— BEGIN —
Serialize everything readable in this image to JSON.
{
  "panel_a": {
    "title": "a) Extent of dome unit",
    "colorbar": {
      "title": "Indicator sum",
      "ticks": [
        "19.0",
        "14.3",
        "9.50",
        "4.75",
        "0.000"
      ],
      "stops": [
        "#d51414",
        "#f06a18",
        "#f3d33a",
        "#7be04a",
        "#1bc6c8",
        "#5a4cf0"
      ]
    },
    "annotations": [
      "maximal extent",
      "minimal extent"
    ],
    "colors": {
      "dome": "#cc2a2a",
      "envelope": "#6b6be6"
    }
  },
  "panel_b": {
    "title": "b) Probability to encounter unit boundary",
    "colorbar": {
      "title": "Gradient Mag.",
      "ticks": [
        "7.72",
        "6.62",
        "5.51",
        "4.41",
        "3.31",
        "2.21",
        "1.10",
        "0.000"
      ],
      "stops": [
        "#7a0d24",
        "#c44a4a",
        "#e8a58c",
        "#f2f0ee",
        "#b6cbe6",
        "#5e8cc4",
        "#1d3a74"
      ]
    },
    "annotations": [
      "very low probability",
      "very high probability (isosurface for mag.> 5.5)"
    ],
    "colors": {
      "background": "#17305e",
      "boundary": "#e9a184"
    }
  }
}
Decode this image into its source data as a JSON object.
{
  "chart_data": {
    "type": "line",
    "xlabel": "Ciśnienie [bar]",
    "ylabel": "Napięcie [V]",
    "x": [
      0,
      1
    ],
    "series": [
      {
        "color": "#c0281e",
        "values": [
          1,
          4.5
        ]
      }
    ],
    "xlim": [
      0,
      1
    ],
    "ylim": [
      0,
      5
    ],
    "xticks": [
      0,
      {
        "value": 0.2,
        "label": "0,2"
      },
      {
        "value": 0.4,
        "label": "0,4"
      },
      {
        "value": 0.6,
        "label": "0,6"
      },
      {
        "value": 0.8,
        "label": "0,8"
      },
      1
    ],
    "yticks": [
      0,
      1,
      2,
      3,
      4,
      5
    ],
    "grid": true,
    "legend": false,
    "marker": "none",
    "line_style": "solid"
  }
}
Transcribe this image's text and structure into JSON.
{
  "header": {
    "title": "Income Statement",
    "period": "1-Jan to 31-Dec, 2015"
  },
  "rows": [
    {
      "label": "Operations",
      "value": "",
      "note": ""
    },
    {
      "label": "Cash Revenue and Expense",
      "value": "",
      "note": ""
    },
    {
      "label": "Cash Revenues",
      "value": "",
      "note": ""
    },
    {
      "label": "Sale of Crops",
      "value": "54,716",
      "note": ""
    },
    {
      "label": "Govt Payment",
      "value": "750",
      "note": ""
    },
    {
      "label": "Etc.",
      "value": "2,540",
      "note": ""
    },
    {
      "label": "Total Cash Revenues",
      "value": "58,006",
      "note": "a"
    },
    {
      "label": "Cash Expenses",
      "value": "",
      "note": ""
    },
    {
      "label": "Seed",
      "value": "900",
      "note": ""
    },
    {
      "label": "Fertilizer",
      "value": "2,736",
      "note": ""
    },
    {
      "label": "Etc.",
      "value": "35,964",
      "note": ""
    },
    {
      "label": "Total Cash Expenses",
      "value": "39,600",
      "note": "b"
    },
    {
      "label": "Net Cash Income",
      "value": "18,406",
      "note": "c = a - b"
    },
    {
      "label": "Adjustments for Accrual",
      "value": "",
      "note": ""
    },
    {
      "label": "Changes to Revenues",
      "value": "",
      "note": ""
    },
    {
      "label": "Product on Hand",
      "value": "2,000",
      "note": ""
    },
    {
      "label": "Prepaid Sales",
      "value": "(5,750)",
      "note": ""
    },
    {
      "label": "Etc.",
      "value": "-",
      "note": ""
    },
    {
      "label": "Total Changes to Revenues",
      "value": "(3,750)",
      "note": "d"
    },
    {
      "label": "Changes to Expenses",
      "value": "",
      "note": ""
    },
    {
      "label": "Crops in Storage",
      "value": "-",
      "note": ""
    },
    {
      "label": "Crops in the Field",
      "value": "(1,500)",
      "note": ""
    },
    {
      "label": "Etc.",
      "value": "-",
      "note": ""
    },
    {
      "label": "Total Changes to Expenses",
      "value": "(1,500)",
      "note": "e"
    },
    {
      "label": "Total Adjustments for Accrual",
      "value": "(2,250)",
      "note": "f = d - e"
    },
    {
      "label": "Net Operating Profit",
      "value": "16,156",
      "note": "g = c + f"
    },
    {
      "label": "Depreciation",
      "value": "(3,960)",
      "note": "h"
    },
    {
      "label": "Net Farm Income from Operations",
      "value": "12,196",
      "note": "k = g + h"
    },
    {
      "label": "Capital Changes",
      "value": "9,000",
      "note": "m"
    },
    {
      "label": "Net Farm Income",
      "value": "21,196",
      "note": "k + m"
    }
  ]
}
— END —
• **BRIEF**:
Look through the lines above and collect those with the word "dome".

• **RESULT OF THIS EXERCISE**:
    "title": "a) Extent of dome unit",
      "dome": "#cc2a2a",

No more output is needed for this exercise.